In the post about the kanji for America, rewrite the passage between "That's right. I'm" and "than the US.", inclusive, using "Panama" in place of "Mexico".

**Page extract**
_ _ _ _

JAPAN | Friday, 11 March 2016 | Views [587]

On Wednesday, I was exposed to several small but very odd things about Japanese culture.

First of all, we were practicing new kanji. One of those kanji was the character for rice, which, for whatever reason, is also the character for America. So if you want to talk about US-Japan relations you say 日米. If you want to talk about South America, you say 南アメリカ or 南米. If you want to talk about the United States, you say アメリカ or 北米, the latter literally meaning North America.

That's right. I'm Japanese, “North America” means “The United States of America.” If you want to refer to the other countries in the same geographic area, you say “North American continent.” And then really all you're doing is lumping Canada together with the US. From Yamaguchi-sensei’s description, it sounded like Mexico joined Cuba and Guatemala as countries that don't really get a continent other than “probably South America.” Turns out that Japan manages to be even more US-centric than the US.

_ _ _ _

**Element box listing**
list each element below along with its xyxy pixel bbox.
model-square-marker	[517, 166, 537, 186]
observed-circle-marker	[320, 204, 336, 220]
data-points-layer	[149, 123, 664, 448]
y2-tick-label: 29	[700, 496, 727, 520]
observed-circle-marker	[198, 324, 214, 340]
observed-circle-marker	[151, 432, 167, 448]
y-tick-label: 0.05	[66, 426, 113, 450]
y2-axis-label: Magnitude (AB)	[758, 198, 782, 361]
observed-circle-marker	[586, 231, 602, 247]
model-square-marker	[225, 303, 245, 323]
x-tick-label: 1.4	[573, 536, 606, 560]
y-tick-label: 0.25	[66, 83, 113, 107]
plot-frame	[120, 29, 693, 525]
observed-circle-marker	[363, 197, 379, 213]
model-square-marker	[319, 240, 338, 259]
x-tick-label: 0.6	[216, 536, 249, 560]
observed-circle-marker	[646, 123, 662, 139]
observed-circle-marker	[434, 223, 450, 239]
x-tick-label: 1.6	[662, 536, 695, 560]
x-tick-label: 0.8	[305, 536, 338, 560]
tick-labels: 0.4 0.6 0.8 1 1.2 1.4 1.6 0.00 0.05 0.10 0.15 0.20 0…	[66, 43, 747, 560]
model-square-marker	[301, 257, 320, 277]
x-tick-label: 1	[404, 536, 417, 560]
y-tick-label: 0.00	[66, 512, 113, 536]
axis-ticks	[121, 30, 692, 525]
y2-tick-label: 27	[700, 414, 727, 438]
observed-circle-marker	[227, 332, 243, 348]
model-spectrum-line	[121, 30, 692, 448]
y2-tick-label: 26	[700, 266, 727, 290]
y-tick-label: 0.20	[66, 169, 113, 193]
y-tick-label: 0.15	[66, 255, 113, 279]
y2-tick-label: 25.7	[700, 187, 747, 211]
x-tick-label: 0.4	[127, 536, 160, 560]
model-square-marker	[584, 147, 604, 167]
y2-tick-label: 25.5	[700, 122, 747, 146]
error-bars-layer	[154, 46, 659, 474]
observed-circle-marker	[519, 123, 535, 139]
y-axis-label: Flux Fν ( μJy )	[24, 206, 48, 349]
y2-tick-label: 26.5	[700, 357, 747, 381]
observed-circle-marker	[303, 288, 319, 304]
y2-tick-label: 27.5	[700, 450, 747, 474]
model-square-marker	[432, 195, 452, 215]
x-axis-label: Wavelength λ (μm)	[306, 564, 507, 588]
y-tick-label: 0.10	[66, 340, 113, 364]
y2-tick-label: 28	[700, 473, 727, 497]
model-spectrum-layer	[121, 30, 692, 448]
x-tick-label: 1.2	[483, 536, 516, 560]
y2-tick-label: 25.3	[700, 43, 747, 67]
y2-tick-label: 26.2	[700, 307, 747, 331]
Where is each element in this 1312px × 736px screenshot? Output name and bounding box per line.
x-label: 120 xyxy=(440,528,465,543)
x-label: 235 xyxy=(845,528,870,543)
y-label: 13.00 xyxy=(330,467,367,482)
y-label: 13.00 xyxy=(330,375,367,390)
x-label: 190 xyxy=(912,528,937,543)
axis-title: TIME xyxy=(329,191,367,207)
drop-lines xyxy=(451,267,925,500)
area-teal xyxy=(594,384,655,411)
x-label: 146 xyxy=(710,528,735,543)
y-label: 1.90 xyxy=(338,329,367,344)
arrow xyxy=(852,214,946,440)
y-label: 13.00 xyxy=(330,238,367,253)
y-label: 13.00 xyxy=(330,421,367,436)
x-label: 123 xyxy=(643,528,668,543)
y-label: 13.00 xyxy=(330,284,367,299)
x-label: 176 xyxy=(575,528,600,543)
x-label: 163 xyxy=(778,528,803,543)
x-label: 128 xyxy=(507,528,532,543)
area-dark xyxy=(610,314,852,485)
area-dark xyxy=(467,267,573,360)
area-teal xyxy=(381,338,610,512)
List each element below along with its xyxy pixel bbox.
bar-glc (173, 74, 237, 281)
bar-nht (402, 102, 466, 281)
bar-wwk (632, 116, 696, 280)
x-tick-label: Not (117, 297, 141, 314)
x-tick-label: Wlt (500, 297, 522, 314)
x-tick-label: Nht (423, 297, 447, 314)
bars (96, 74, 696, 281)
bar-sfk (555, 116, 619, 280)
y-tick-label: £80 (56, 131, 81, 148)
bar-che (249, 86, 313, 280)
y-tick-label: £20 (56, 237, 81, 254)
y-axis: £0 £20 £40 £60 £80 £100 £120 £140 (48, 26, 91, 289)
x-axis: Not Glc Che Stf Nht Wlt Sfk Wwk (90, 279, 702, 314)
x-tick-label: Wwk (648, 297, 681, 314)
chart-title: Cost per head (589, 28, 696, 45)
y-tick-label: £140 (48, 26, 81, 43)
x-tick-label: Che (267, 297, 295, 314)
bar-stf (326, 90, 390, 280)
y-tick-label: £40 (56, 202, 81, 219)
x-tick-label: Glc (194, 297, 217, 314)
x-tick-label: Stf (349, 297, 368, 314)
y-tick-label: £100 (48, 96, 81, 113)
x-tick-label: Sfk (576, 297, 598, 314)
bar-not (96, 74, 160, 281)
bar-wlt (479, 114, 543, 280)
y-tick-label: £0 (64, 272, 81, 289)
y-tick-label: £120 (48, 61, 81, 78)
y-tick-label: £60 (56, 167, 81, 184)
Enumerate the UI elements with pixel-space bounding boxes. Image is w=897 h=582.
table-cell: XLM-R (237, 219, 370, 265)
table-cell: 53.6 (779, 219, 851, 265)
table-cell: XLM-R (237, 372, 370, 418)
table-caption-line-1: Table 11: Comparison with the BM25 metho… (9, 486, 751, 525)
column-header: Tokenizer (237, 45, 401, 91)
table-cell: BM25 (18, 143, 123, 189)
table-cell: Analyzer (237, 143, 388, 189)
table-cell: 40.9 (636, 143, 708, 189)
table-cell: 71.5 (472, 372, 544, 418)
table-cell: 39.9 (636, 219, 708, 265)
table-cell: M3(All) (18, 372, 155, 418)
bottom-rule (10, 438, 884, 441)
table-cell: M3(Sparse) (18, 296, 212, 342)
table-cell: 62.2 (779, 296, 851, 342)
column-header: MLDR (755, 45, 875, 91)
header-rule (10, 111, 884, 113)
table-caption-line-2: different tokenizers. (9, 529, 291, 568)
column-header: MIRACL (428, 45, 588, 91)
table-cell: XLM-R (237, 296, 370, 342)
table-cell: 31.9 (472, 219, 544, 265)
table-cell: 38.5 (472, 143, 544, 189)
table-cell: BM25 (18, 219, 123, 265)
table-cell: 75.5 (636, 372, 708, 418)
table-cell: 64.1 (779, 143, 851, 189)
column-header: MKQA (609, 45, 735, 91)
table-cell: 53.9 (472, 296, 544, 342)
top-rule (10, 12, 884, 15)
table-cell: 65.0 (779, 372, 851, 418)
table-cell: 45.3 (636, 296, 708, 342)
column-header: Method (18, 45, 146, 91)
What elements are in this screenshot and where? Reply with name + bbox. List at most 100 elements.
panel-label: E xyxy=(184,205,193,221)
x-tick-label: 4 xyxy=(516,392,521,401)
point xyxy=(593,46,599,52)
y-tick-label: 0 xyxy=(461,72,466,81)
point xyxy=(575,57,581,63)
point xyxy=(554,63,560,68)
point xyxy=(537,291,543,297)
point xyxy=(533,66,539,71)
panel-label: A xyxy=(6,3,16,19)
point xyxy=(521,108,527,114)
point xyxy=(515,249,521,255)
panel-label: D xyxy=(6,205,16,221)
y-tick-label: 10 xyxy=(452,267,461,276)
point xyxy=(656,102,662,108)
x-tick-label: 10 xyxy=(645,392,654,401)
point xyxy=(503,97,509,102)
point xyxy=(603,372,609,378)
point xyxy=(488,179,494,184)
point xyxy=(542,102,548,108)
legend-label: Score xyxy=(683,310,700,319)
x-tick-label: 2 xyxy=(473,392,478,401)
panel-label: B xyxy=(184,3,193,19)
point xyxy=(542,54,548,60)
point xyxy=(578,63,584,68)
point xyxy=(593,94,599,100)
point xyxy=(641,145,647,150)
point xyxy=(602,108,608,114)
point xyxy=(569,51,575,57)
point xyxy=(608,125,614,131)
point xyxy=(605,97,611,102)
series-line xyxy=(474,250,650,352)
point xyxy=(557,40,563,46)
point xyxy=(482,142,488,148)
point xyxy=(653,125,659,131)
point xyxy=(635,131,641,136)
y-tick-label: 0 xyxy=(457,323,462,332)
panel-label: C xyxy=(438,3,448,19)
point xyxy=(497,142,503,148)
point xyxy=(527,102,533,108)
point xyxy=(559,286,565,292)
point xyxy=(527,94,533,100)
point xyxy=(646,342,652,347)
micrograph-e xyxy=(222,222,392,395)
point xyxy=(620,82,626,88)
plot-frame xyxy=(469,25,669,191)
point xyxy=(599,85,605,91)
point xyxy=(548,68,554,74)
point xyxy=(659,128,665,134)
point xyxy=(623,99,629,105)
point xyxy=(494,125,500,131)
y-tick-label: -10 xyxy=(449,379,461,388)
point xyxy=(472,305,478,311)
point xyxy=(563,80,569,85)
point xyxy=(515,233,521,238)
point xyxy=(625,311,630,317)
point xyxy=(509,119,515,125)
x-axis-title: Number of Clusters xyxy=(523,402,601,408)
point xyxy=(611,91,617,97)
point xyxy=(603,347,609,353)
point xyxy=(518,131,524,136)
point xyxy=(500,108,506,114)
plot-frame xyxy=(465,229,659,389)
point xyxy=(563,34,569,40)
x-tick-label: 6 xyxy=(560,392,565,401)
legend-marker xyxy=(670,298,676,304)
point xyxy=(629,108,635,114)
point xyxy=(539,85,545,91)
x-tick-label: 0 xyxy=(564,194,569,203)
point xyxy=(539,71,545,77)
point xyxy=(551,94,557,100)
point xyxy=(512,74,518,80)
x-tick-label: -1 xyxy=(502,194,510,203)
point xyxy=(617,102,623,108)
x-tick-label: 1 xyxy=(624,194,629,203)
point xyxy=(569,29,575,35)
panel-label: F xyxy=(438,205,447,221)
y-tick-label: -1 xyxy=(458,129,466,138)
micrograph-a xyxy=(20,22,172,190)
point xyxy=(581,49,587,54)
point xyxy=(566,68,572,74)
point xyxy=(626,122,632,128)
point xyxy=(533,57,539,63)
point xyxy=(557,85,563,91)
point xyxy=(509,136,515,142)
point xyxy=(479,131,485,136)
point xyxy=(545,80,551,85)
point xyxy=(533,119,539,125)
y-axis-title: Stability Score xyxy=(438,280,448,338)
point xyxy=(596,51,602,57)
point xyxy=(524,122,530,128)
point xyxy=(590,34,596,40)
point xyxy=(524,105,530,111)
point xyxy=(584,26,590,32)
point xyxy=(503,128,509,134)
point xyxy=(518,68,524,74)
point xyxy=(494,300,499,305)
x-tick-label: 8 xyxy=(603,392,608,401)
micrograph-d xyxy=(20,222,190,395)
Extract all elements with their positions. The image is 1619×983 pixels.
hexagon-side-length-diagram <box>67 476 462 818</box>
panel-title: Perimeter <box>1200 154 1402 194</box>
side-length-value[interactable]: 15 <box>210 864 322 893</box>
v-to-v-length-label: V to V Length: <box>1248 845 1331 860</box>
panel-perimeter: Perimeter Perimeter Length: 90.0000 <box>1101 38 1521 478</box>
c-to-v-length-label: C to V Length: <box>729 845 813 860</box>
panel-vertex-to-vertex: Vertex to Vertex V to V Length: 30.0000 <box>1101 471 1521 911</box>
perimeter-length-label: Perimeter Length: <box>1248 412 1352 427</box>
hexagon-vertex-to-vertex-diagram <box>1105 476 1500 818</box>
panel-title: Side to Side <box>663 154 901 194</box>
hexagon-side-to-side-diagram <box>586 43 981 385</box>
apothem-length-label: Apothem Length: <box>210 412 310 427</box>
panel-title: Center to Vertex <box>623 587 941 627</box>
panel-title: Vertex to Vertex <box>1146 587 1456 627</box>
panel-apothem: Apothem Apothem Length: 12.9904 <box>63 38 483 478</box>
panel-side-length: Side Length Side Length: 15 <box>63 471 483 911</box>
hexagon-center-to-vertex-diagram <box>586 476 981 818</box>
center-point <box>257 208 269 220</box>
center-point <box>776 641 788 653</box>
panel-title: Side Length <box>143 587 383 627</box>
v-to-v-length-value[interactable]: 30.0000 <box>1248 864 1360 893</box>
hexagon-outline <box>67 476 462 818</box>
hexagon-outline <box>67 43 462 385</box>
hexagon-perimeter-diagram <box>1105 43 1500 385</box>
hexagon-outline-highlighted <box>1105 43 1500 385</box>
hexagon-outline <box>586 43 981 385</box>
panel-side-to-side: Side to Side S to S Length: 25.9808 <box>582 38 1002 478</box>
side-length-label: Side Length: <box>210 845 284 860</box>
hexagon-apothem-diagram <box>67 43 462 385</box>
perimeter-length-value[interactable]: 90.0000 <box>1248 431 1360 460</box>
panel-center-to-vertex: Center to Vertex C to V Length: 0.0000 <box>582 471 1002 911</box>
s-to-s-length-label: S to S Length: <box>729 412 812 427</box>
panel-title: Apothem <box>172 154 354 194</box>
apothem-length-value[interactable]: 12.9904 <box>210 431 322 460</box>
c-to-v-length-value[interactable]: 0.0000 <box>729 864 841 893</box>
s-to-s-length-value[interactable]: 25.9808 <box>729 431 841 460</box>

_ _ _ _

**Exercise answer**
That's right. I'm Japanese, “North America” means “The United States of America.” If you want to refer to the other countries in the same geographic area, you say “North American continent.” And then really all you're doing is lumping Canada together with the US. From Yamaguchi-sensei’s description, it sounded like Panama joined Cuba and Guatemala as countries that don't really get a continent other than “probably South America.” Turns out that Japan manages to be even more US-centric than the US.